* begin Provided material *

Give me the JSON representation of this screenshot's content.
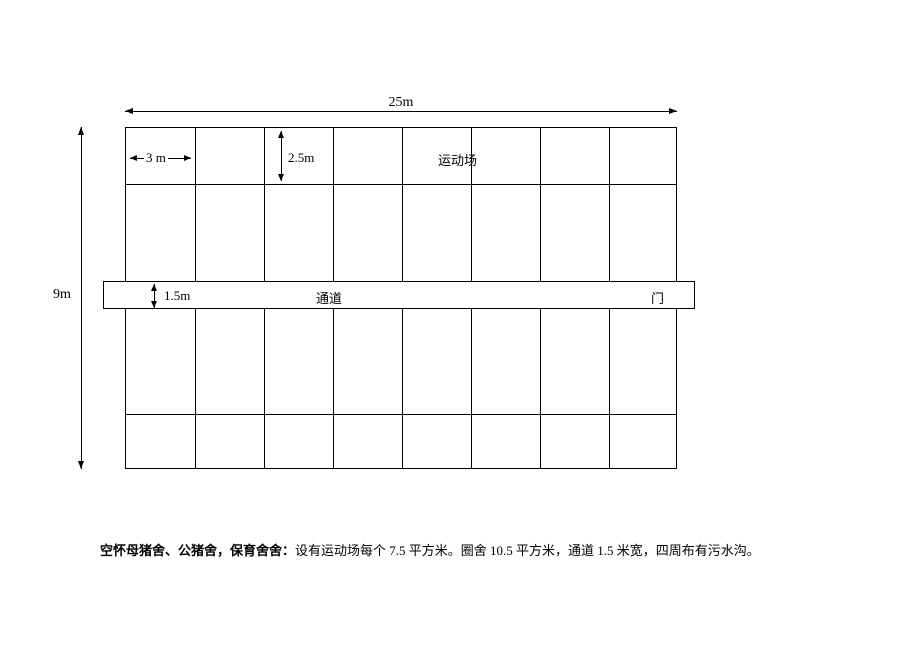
{
  "dims": {
    "width_label": "25m",
    "height_label": "9m",
    "column_width_label": "3 m",
    "yard_depth_label": "2.5m",
    "corridor_width_label": "1.5m"
  },
  "text": {
    "yard": "运动场",
    "corridor": "通道",
    "door": "门"
  },
  "caption": {
    "title": "空怀母猪舍、公猪舍，保育舍舍：",
    "body": "设有运动场每个 7.5 平方米。圈舍 10.5 平方米，通道 1.5 米宽，四周布有污水沟。"
  },
  "chart_data": {
    "type": "table",
    "title": "空怀母猪舍、公猪舍，保育舍舍",
    "building_width_m": 25,
    "building_depth_m": 9,
    "columns": 8,
    "column_width_m": 3,
    "exercise_yard_depth_m": 2.5,
    "corridor_width_m": 1.5,
    "exercise_yard_area_m2": 7.5,
    "pen_area_m2": 10.5,
    "notes": "四周布有污水沟"
  }
}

* end Provided material *

▶ [Goal]: Find the string "title" in the entries above and return each line that holds it.

▶ [Result below]:
    "title": "空怀母猪舍、公猪舍，保育舍舍：",
    "title": "空怀母猪舍、公猪舍，保育舍舍",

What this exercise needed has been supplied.